List all the lines in these records that hold "color".

DATA LISTING —
###
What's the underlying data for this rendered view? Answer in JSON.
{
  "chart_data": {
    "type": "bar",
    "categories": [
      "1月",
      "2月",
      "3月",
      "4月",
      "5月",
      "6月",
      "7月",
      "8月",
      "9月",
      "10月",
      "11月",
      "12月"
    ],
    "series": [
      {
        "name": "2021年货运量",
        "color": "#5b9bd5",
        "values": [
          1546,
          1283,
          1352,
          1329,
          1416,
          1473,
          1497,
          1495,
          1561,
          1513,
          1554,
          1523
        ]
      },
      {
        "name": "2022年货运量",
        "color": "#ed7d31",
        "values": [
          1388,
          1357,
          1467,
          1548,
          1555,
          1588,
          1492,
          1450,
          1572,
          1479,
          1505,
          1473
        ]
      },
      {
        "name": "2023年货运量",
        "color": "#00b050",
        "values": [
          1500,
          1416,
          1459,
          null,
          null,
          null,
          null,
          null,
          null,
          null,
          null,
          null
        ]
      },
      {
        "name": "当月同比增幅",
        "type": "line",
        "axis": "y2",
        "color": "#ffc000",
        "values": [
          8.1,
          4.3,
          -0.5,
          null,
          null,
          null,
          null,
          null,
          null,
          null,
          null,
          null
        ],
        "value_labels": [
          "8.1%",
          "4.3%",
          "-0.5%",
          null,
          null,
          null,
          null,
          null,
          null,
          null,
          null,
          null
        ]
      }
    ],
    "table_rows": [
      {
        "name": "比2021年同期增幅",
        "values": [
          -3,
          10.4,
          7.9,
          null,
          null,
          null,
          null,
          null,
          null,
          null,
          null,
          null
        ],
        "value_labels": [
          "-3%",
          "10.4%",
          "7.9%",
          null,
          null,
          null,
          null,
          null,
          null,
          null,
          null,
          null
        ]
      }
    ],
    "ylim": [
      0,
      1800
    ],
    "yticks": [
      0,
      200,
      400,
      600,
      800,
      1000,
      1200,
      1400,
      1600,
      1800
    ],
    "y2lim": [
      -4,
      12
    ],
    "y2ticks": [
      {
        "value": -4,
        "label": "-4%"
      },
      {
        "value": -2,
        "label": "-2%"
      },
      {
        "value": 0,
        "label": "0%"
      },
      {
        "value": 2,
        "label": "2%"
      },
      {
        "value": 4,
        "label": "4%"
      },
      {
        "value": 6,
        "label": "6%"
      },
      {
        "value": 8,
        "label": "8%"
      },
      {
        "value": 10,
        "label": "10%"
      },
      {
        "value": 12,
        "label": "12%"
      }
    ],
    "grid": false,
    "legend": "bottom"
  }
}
###
FINISHED EXERCISE —
        "color": "#5b9bd5",
        "color": "#ed7d31",
        "color": "#00b050",
        "color": "#ffc000",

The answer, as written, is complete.